--- Set task ---
All entries below are to be set down again, identical to the source.

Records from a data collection
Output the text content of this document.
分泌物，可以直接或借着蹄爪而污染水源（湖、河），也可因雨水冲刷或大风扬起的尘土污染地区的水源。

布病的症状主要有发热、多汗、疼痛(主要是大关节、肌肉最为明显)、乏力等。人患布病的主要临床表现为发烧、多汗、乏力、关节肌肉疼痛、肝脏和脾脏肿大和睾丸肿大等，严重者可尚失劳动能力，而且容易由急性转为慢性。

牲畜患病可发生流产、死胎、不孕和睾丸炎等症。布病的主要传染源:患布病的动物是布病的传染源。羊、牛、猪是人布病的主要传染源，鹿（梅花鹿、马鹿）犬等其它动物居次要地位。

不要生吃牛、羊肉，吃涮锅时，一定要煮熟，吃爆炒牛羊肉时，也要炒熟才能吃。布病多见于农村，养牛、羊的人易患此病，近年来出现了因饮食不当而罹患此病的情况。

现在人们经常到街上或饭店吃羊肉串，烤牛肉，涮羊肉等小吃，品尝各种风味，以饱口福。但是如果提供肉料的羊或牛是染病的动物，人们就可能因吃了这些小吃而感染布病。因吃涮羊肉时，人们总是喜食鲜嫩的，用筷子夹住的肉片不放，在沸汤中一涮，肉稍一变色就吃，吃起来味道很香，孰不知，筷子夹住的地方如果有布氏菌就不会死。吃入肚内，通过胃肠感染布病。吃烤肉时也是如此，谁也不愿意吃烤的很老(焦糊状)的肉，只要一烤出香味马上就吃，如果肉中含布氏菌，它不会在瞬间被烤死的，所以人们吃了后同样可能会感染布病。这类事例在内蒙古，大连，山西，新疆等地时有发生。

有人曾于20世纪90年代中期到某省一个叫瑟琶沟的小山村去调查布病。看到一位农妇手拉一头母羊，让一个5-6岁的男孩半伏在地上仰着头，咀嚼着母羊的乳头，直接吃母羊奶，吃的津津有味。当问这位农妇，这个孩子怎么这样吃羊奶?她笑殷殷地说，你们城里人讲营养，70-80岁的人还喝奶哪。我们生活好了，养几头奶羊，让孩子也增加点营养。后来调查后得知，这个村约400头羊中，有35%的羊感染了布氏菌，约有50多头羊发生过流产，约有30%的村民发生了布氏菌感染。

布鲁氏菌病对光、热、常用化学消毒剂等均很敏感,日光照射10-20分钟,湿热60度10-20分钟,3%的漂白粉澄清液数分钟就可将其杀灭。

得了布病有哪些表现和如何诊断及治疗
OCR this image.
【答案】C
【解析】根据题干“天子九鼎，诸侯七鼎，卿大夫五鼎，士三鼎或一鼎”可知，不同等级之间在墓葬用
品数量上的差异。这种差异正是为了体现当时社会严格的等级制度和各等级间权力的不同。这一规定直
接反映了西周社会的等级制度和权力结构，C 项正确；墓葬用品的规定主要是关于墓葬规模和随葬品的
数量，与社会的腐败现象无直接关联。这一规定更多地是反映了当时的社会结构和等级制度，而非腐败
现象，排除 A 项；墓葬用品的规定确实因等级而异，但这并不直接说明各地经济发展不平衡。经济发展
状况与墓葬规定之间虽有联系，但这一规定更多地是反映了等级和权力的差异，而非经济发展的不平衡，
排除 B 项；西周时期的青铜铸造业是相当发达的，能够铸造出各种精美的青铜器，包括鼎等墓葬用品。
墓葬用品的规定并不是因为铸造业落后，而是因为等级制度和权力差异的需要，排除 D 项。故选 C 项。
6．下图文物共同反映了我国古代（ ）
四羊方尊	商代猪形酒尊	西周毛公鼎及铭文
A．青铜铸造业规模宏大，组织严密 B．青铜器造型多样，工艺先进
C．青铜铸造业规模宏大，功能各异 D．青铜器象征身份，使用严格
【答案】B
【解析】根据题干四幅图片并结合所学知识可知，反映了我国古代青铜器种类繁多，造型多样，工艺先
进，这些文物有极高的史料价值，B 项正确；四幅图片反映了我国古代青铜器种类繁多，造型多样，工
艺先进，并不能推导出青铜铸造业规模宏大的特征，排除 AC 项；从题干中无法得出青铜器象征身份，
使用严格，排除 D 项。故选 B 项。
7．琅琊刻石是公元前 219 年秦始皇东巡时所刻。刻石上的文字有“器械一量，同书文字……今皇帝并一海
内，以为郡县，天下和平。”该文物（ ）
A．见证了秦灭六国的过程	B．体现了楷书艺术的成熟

--- Completed exercise ---
Output the text content of this document.
分泌物，可以直接或借着蹄爪而污染水源（湖、河），也可因雨水冲刷或大风扬起的尘土污染地区的水源。

布病的症状主要有发热、多汗、疼痛(主要是大关节、肌肉最为明显)、乏力等。人患布病的主要临床表现为发烧、多汗、乏力、关节肌肉疼痛、肝脏和脾脏肿大和睾丸肿大等，严重者可尚失劳动能力，而且容易由急性转为慢性。

牲畜患病可发生流产、死胎、不孕和睾丸炎等症。布病的主要传染源:患布病的动物是布病的传染源。羊、牛、猪是人布病的主要传染源，鹿（梅花鹿、马鹿）犬等其它动物居次要地位。

不要生吃牛、羊肉，吃涮锅时，一定要煮熟，吃爆炒牛羊肉时，也要炒熟才能吃。布病多见于农村，养牛、羊的人易患此病，近年来出现了因饮食不当而罹患此病的情况。

现在人们经常到街上或饭店吃羊肉串，烤牛肉，涮羊肉等小吃，品尝各种风味，以饱口福。但是如果提供肉料的羊或牛是染病的动物，人们就可能因吃了这些小吃而感染布病。因吃涮羊肉时，人们总是喜食鲜嫩的，用筷子夹住的肉片不放，在沸汤中一涮，肉稍一变色就吃，吃起来味道很香，孰不知，筷子夹住的地方如果有布氏菌就不会死。吃入肚内，通过胃肠感染布病。吃烤肉时也是如此，谁也不愿意吃烤的很老(焦糊状)的肉，只要一烤出香味马上就吃，如果肉中含布氏菌，它不会在瞬间被烤死的，所以人们吃了后同样可能会感染布病。这类事例在内蒙古，大连，山西，新疆等地时有发生。

有人曾于20世纪90年代中期到某省一个叫瑟琶沟的小山村去调查布病。看到一位农妇手拉一头母羊，让一个5-6岁的男孩半伏在地上仰着头，咀嚼着母羊的乳头，直接吃母羊奶，吃的津津有味。当问这位农妇，这个孩子怎么这样吃羊奶?她笑殷殷地说，你们城里人讲营养，70-80岁的人还喝奶哪。我们生活好了，养几头奶羊，让孩子也增加点营养。后来调查后得知，这个村约400头羊中，有35%的羊感染了布氏菌，约有50多头羊发生过流产，约有30%的村民发生了布氏菌感染。

布鲁氏菌病对光、热、常用化学消毒剂等均很敏感,日光照射10-20分钟,湿热60度10-20分钟,3%的漂白粉澄清液数分钟就可将其杀灭。

得了布病有哪些表现和如何诊断及治疗
OCR this image.
【答案】C
【解析】根据题干“天子九鼎，诸侯七鼎，卿大夫五鼎，士三鼎或一鼎”可知，不同等级之间在墓葬用
品数量上的差异。这种差异正是为了体现当时社会严格的等级制度和各等级间权力的不同。这一规定直
接反映了西周社会的等级制度和权力结构，C 项正确；墓葬用品的规定主要是关于墓葬规模和随葬品的
数量，与社会的腐败现象无直接关联。这一规定更多地是反映了当时的社会结构和等级制度，而非腐败
现象，排除 A 项；墓葬用品的规定确实因等级而异，但这并不直接说明各地经济发展不平衡。经济发展
状况与墓葬规定之间虽有联系，但这一规定更多地是反映了等级和权力的差异，而非经济发展的不平衡，
排除 B 项；西周时期的青铜铸造业是相当发达的，能够铸造出各种精美的青铜器，包括鼎等墓葬用品。
墓葬用品的规定并不是因为铸造业落后，而是因为等级制度和权力差异的需要，排除 D 项。故选 C 项。
6．下图文物共同反映了我国古代（ ）
四羊方尊	商代猪形酒尊	西周毛公鼎及铭文
A．青铜铸造业规模宏大，组织严密 B．青铜器造型多样，工艺先进
C．青铜铸造业规模宏大，功能各异 D．青铜器象征身份，使用严格
【答案】B
【解析】根据题干四幅图片并结合所学知识可知，反映了我国古代青铜器种类繁多，造型多样，工艺先
进，这些文物有极高的史料价值，B 项正确；四幅图片反映了我国古代青铜器种类繁多，造型多样，工
艺先进，并不能推导出青铜铸造业规模宏大的特征，排除 AC 项；从题干中无法得出青铜器象征身份，
使用严格，排除 D 项。故选 B 项。
7．琅琊刻石是公元前 219 年秦始皇东巡时所刻。刻石上的文字有“器械一量，同书文字……今皇帝并一海
内，以为郡县，天下和平。”该文物（ ）
A．见证了秦灭六国的过程	B．体现了楷书艺术的成熟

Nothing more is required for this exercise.